Task prompt: Pick out every line holding the string "nflfastR" and copy it.

Supplied information:
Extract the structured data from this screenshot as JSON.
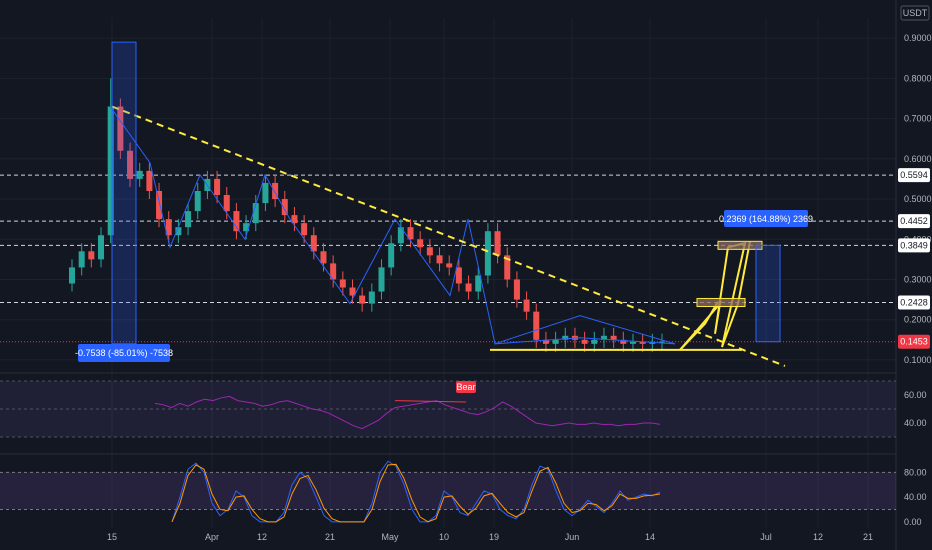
{
  "chart_data": [
    {
      "type": "candlestick",
      "pair": "USDT",
      "price_axis": {
        "ticks": [
          "0.9000",
          "0.8000",
          "0.7000",
          "0.6000",
          "0.5000",
          "0.4000",
          "0.3000",
          "0.2000",
          "0.1000"
        ],
        "levels": [
          {
            "label": "0.5594",
            "value": 0.5594
          },
          {
            "label": "0.4452",
            "value": 0.4452
          },
          {
            "label": "0.3849",
            "value": 0.3849
          },
          {
            "label": "0.2428",
            "value": 0.2428
          }
        ],
        "current_price": {
          "label": "0.1453",
          "value": 0.1453,
          "color": "#f23645"
        }
      },
      "time_axis": {
        "ticks": [
          "15",
          "Apr",
          "12",
          "21",
          "May",
          "10",
          "19",
          "Jun",
          "14",
          "Jul",
          "12",
          "21"
        ]
      },
      "drawdown_measure": {
        "label": "-0.7538 (-85.01%) -7538",
        "color": "#2962ff"
      },
      "projection_measure": {
        "label": "0.2369 (164.88%) 2369",
        "color": "#2962ff"
      },
      "close_series": [
        0.33,
        0.37,
        0.35,
        0.41,
        0.73,
        0.62,
        0.55,
        0.57,
        0.52,
        0.45,
        0.41,
        0.43,
        0.47,
        0.52,
        0.55,
        0.51,
        0.47,
        0.42,
        0.44,
        0.49,
        0.54,
        0.5,
        0.46,
        0.44,
        0.41,
        0.37,
        0.34,
        0.3,
        0.28,
        0.26,
        0.24,
        0.27,
        0.33,
        0.39,
        0.43,
        0.4,
        0.38,
        0.36,
        0.34,
        0.33,
        0.29,
        0.27,
        0.31,
        0.42,
        0.36,
        0.3,
        0.25,
        0.22,
        0.15,
        0.14,
        0.15,
        0.16,
        0.15,
        0.14,
        0.15,
        0.16,
        0.15,
        0.14,
        0.145,
        0.14,
        0.145,
        0.1453
      ],
      "pattern_colors": {
        "trendline": "#ffeb3b",
        "zigzag": "#2962ff",
        "up": "#26a69a",
        "down": "#ef5350"
      }
    },
    {
      "type": "line",
      "indicator": "RSI",
      "ticks": [
        "60.00",
        "40.00"
      ],
      "divergence_label": "Bear",
      "divergence_color": "#f23645",
      "values": [
        54,
        53,
        51,
        54,
        52,
        55,
        57,
        56,
        58,
        59,
        56,
        55,
        54,
        52,
        53,
        55,
        56,
        54,
        52,
        50,
        49,
        47,
        44,
        41,
        38,
        36,
        39,
        42,
        47,
        51,
        52,
        53,
        54,
        55,
        56,
        53,
        51,
        49,
        47,
        46,
        48,
        51,
        55,
        52,
        48,
        44,
        40,
        39,
        38,
        39,
        40,
        39,
        39,
        40,
        39,
        39,
        38,
        39,
        39,
        40,
        40,
        39
      ],
      "color": "#9c27b0"
    },
    {
      "type": "line",
      "indicator": "Stochastic RSI",
      "ticks": [
        "80.00",
        "40.00",
        "0.00"
      ],
      "series": [
        {
          "color": "#2962ff",
          "values": [
            0,
            40,
            85,
            95,
            80,
            30,
            10,
            20,
            50,
            40,
            10,
            0,
            0,
            0,
            15,
            60,
            80,
            70,
            40,
            10,
            0,
            0,
            0,
            0,
            0,
            30,
            80,
            98,
            90,
            60,
            20,
            0,
            0,
            10,
            50,
            40,
            15,
            10,
            30,
            50,
            45,
            20,
            10,
            5,
            20,
            60,
            90,
            85,
            50,
            20,
            10,
            20,
            35,
            25,
            15,
            30,
            50,
            35,
            40,
            45,
            42,
            48
          ]
        },
        {
          "color": "#ff9800",
          "values": [
            0,
            30,
            75,
            92,
            85,
            45,
            20,
            18,
            40,
            42,
            20,
            5,
            0,
            0,
            8,
            45,
            70,
            75,
            52,
            22,
            5,
            0,
            0,
            0,
            0,
            20,
            65,
            92,
            93,
            70,
            35,
            8,
            0,
            5,
            40,
            42,
            25,
            12,
            22,
            42,
            46,
            30,
            15,
            8,
            15,
            50,
            82,
            88,
            62,
            30,
            15,
            18,
            30,
            28,
            18,
            26,
            45,
            38,
            38,
            42,
            43,
            45
          ]
        }
      ]
    }
  ]
}
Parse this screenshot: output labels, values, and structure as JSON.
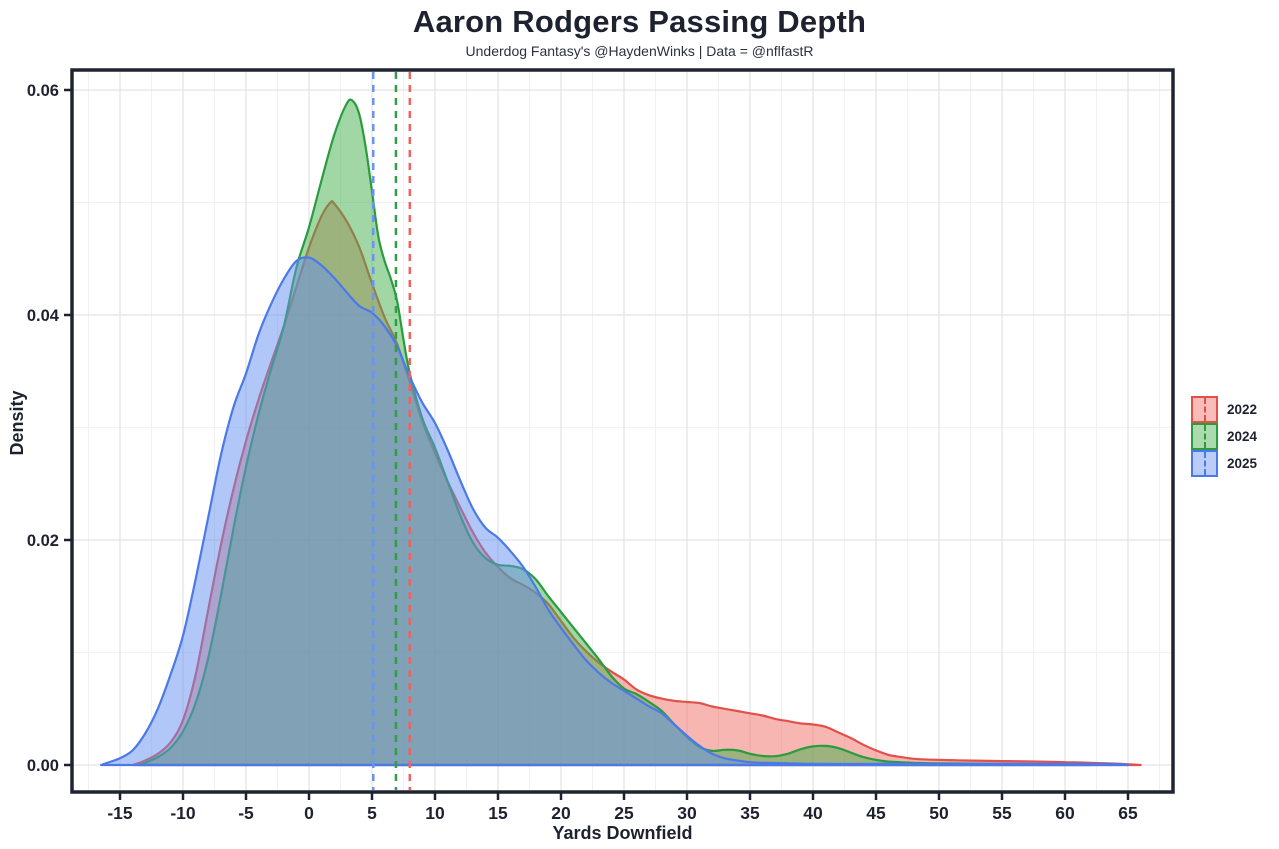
{
  "page": {
    "title": "Aaron Rodgers Passing Depth",
    "subtitle": "Underdog Fantasy's @HaydenWinks | Data = @nflfastR"
  },
  "chart_data": {
    "type": "area",
    "subtype": "density",
    "title": "Aaron Rodgers Passing Depth",
    "subtitle": "Underdog Fantasy's @HaydenWinks | Data = @nflfastR",
    "xlabel": "Yards Downfield",
    "ylabel": "Density",
    "xlim": [
      -18.8,
      68.6
    ],
    "ylim": [
      0,
      0.0618
    ],
    "grid": {
      "on": true,
      "major_color": "#e3e3e3",
      "minor_color": "#f1f1f1"
    },
    "panel_border_color": "#1f2430",
    "text_color": "#1d222e",
    "legend_position": "right",
    "x_ticks": {
      "values": [
        -15,
        -10,
        -5,
        0,
        5,
        10,
        15,
        20,
        25,
        30,
        35,
        40,
        45,
        50,
        55,
        60,
        65
      ],
      "labels": [
        "-15",
        "-10",
        "-5",
        "0",
        "5",
        "10",
        "15",
        "20",
        "25",
        "30",
        "35",
        "40",
        "45",
        "50",
        "55",
        "60",
        "65"
      ]
    },
    "y_ticks": {
      "values": [
        0,
        0.02,
        0.04,
        0.06
      ],
      "labels": [
        "0.00",
        "0.02",
        "0.04",
        "0.06"
      ]
    },
    "x_minor": [
      -17.5,
      -12.5,
      -7.5,
      -2.5,
      2.5,
      7.5,
      12.5,
      17.5,
      22.5,
      27.5,
      32.5,
      37.5,
      42.5,
      47.5,
      52.5,
      57.5,
      62.5,
      67.5
    ],
    "y_minor": [
      0.01,
      0.03,
      0.05
    ],
    "series": [
      {
        "name": "2022",
        "color": "#e0514a",
        "fill": "#ef6d64",
        "fill_opacity": 0.5,
        "mean_x": 8.0,
        "mean_color": "#f2625c",
        "points": [
          [
            -14,
            0
          ],
          [
            -13,
            0.0004
          ],
          [
            -12,
            0.001
          ],
          [
            -11,
            0.002
          ],
          [
            -10,
            0.004
          ],
          [
            -9,
            0.008
          ],
          [
            -8,
            0.0138
          ],
          [
            -7,
            0.0195
          ],
          [
            -6,
            0.0245
          ],
          [
            -5,
            0.0288
          ],
          [
            -4,
            0.0325
          ],
          [
            -3,
            0.0358
          ],
          [
            -2,
            0.039
          ],
          [
            -1,
            0.0425
          ],
          [
            0,
            0.046
          ],
          [
            1,
            0.0488
          ],
          [
            1.7,
            0.05
          ],
          [
            2,
            0.0499
          ],
          [
            3,
            0.0483
          ],
          [
            4,
            0.046
          ],
          [
            5,
            0.0428
          ],
          [
            6,
            0.0398
          ],
          [
            7,
            0.0374
          ],
          [
            8,
            0.034
          ],
          [
            9,
            0.0305
          ],
          [
            10,
            0.0277
          ],
          [
            11,
            0.0252
          ],
          [
            12,
            0.0229
          ],
          [
            13,
            0.0207
          ],
          [
            14,
            0.0189
          ],
          [
            15,
            0.0176
          ],
          [
            16,
            0.0166
          ],
          [
            17,
            0.016
          ],
          [
            18,
            0.0153
          ],
          [
            19,
            0.0143
          ],
          [
            20,
            0.0128
          ],
          [
            21,
            0.0113
          ],
          [
            22,
            0.0101
          ],
          [
            23,
            0.0091
          ],
          [
            24,
            0.0083
          ],
          [
            25,
            0.0076
          ],
          [
            26,
            0.0067
          ],
          [
            27,
            0.0062
          ],
          [
            28,
            0.0059
          ],
          [
            29,
            0.0057
          ],
          [
            30,
            0.0056
          ],
          [
            31,
            0.0055
          ],
          [
            32,
            0.0052
          ],
          [
            33,
            0.005
          ],
          [
            34,
            0.0048
          ],
          [
            35,
            0.0046
          ],
          [
            36,
            0.0044
          ],
          [
            37,
            0.0041
          ],
          [
            38,
            0.0039
          ],
          [
            39,
            0.0037
          ],
          [
            40,
            0.0036
          ],
          [
            41,
            0.0034
          ],
          [
            42,
            0.0029
          ],
          [
            43,
            0.0024
          ],
          [
            44,
            0.0018
          ],
          [
            45,
            0.0013
          ],
          [
            46,
            0.0009
          ],
          [
            47,
            0.0007
          ],
          [
            48,
            0.00055
          ],
          [
            50,
            0.00045
          ],
          [
            52,
            0.0004
          ],
          [
            55,
            0.00035
          ],
          [
            58,
            0.0003
          ],
          [
            60,
            0.00025
          ],
          [
            62,
            0.0002
          ],
          [
            64,
            0.00012
          ],
          [
            66,
            0
          ]
        ]
      },
      {
        "name": "2024",
        "color": "#2a9c3f",
        "fill": "#44b04a",
        "fill_opacity": 0.5,
        "mean_x": 6.9,
        "mean_color": "#2f9e47",
        "points": [
          [
            -13.5,
            0
          ],
          [
            -13,
            0.0002
          ],
          [
            -12,
            0.0007
          ],
          [
            -11,
            0.0015
          ],
          [
            -10,
            0.003
          ],
          [
            -9,
            0.0055
          ],
          [
            -8,
            0.0095
          ],
          [
            -7,
            0.015
          ],
          [
            -6,
            0.021
          ],
          [
            -5,
            0.0265
          ],
          [
            -4,
            0.0312
          ],
          [
            -3,
            0.0352
          ],
          [
            -2,
            0.039
          ],
          [
            -1,
            0.0442
          ],
          [
            0,
            0.0478
          ],
          [
            1,
            0.052
          ],
          [
            2,
            0.056
          ],
          [
            3,
            0.0588
          ],
          [
            3.5,
            0.059
          ],
          [
            4,
            0.0578
          ],
          [
            4.5,
            0.0549
          ],
          [
            5,
            0.051
          ],
          [
            5.5,
            0.047
          ],
          [
            6,
            0.0448
          ],
          [
            6.5,
            0.0432
          ],
          [
            7,
            0.0412
          ],
          [
            7.5,
            0.0378
          ],
          [
            8,
            0.0348
          ],
          [
            9,
            0.0308
          ],
          [
            10,
            0.0282
          ],
          [
            11,
            0.0252
          ],
          [
            12,
            0.0222
          ],
          [
            13,
            0.0198
          ],
          [
            14,
            0.0184
          ],
          [
            15,
            0.0178
          ],
          [
            16,
            0.0177
          ],
          [
            17,
            0.0174
          ],
          [
            18,
            0.0165
          ],
          [
            19,
            0.015
          ],
          [
            20,
            0.0136
          ],
          [
            21,
            0.0122
          ],
          [
            22,
            0.0108
          ],
          [
            23,
            0.0094
          ],
          [
            24,
            0.0079
          ],
          [
            25,
            0.0068
          ],
          [
            26,
            0.0063
          ],
          [
            27,
            0.0056
          ],
          [
            28,
            0.0048
          ],
          [
            29,
            0.0036
          ],
          [
            30,
            0.0025
          ],
          [
            31,
            0.0016
          ],
          [
            32,
            0.00125
          ],
          [
            33,
            0.00135
          ],
          [
            34,
            0.0013
          ],
          [
            35,
            0.001
          ],
          [
            36,
            0.0008
          ],
          [
            37,
            0.00078
          ],
          [
            38,
            0.001
          ],
          [
            39,
            0.0014
          ],
          [
            40,
            0.00165
          ],
          [
            41,
            0.0017
          ],
          [
            42,
            0.0015
          ],
          [
            43,
            0.0011
          ],
          [
            44,
            0.0007
          ],
          [
            45,
            0.00045
          ],
          [
            46,
            0.0003
          ],
          [
            48,
            0.0002
          ],
          [
            50,
            0.00015
          ],
          [
            55,
            0.0001
          ],
          [
            58,
            8e-05
          ],
          [
            60,
            5e-05
          ],
          [
            62,
            0
          ]
        ]
      },
      {
        "name": "2025",
        "color": "#4b79ea",
        "fill": "#6490f0",
        "fill_opacity": 0.5,
        "mean_x": 5.1,
        "mean_color": "#6d93f2",
        "points": [
          [
            -16.5,
            0
          ],
          [
            -16,
            0.0002
          ],
          [
            -15,
            0.0006
          ],
          [
            -14,
            0.0013
          ],
          [
            -13,
            0.0028
          ],
          [
            -12,
            0.005
          ],
          [
            -11,
            0.008
          ],
          [
            -10,
            0.0115
          ],
          [
            -9,
            0.0165
          ],
          [
            -8,
            0.022
          ],
          [
            -7,
            0.0275
          ],
          [
            -6,
            0.0318
          ],
          [
            -5,
            0.0348
          ],
          [
            -4,
            0.0383
          ],
          [
            -3,
            0.041
          ],
          [
            -2,
            0.0432
          ],
          [
            -1,
            0.0448
          ],
          [
            0,
            0.0451
          ],
          [
            1,
            0.0444
          ],
          [
            2,
            0.0433
          ],
          [
            3,
            0.042
          ],
          [
            4,
            0.0408
          ],
          [
            5,
            0.0402
          ],
          [
            6,
            0.039
          ],
          [
            7,
            0.0372
          ],
          [
            8,
            0.0345
          ],
          [
            9,
            0.0322
          ],
          [
            10,
            0.0304
          ],
          [
            11,
            0.028
          ],
          [
            12,
            0.0253
          ],
          [
            13,
            0.0228
          ],
          [
            14,
            0.0211
          ],
          [
            15,
            0.0202
          ],
          [
            16,
            0.019
          ],
          [
            17,
            0.0176
          ],
          [
            18,
            0.0158
          ],
          [
            19,
            0.0138
          ],
          [
            20,
            0.0122
          ],
          [
            21,
            0.0107
          ],
          [
            22,
            0.0093
          ],
          [
            23,
            0.0082
          ],
          [
            24,
            0.0073
          ],
          [
            25,
            0.0066
          ],
          [
            26,
            0.0059
          ],
          [
            27,
            0.0052
          ],
          [
            28,
            0.0046
          ],
          [
            29,
            0.0036
          ],
          [
            30,
            0.0026
          ],
          [
            31,
            0.0017
          ],
          [
            32,
            0.001
          ],
          [
            33,
            0.0006
          ],
          [
            34,
            0.0004
          ],
          [
            35,
            0.00025
          ],
          [
            36,
            0.0002
          ],
          [
            38,
            0.00015
          ],
          [
            40,
            0.0001
          ],
          [
            45,
            0.0001
          ],
          [
            50,
            0.0001
          ],
          [
            55,
            0.0001
          ],
          [
            60,
            0.0001
          ],
          [
            64,
            8e-05
          ],
          [
            65,
            0
          ]
        ]
      }
    ]
  }
}
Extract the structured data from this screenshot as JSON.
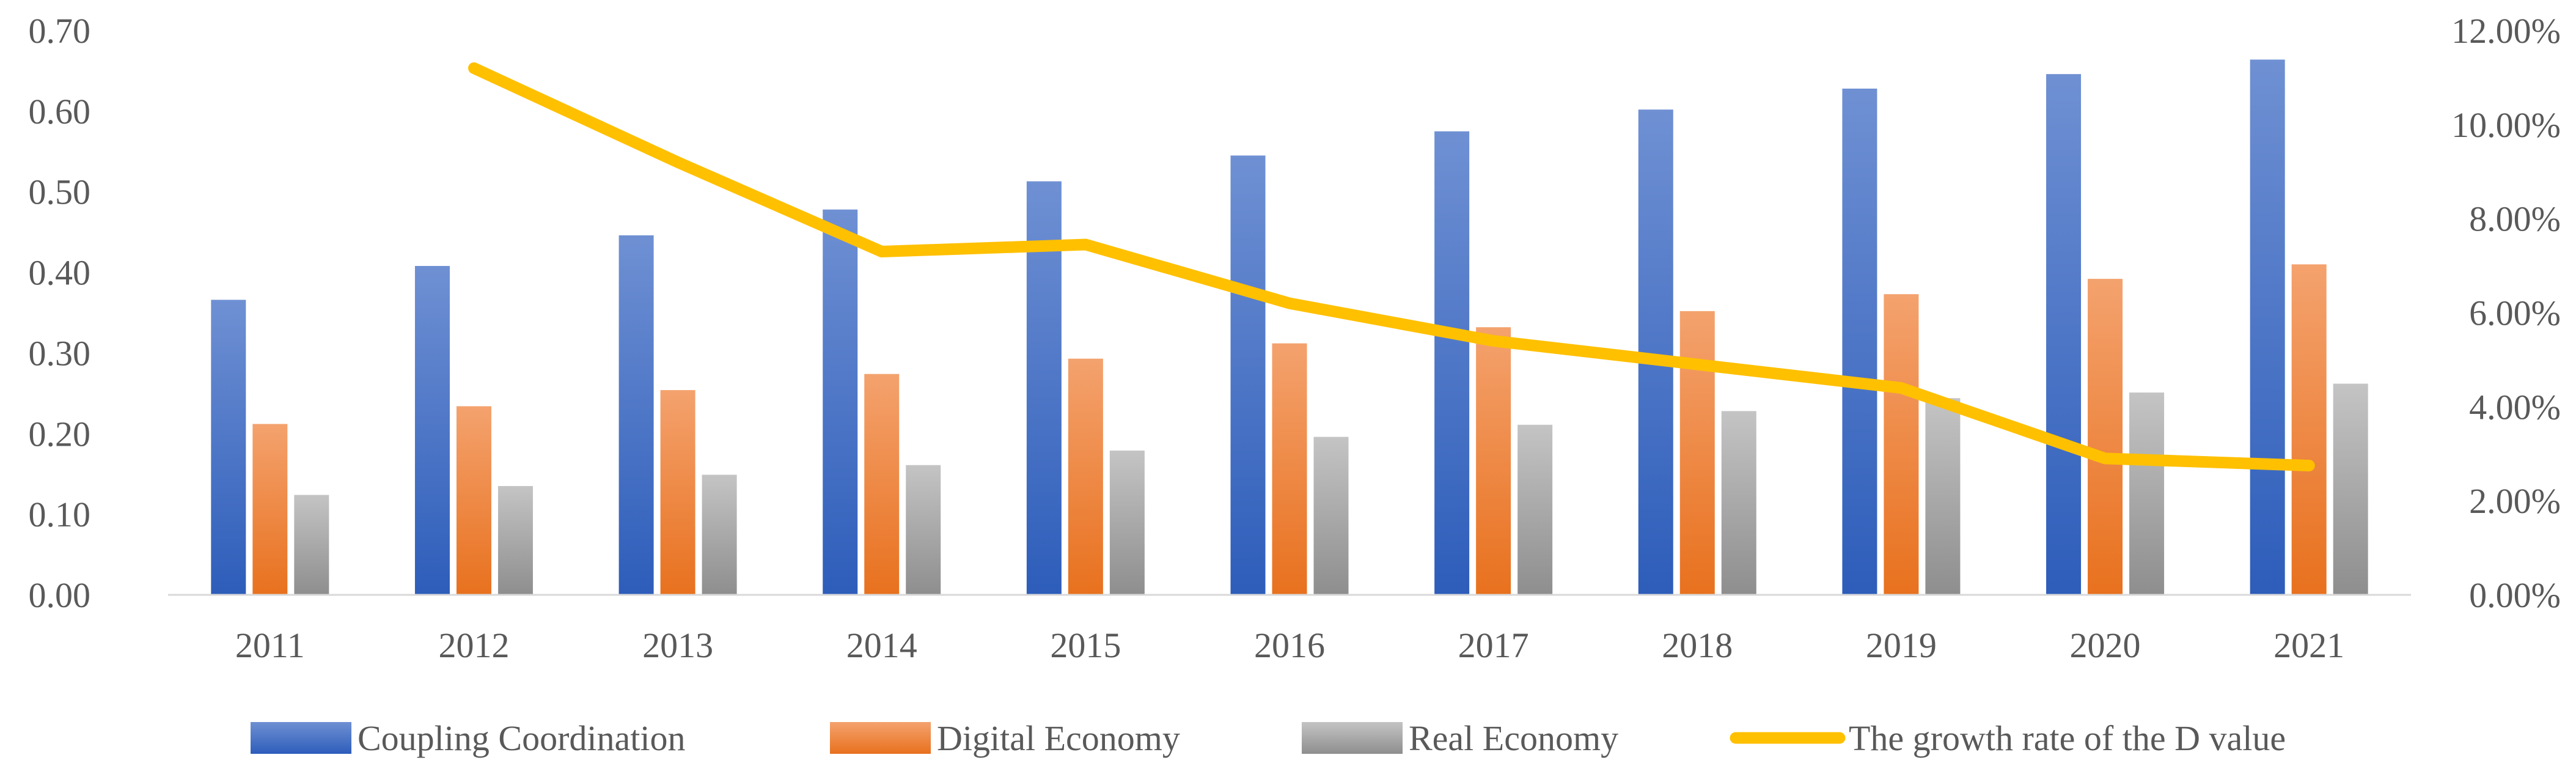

Task solution:
    "subtitle": "Underdog Fantasy's @HaydenWinks | Data = @nflfastR"
    "subtitle": "Underdog Fantasy's @HaydenWinks | Data = @nflfastR",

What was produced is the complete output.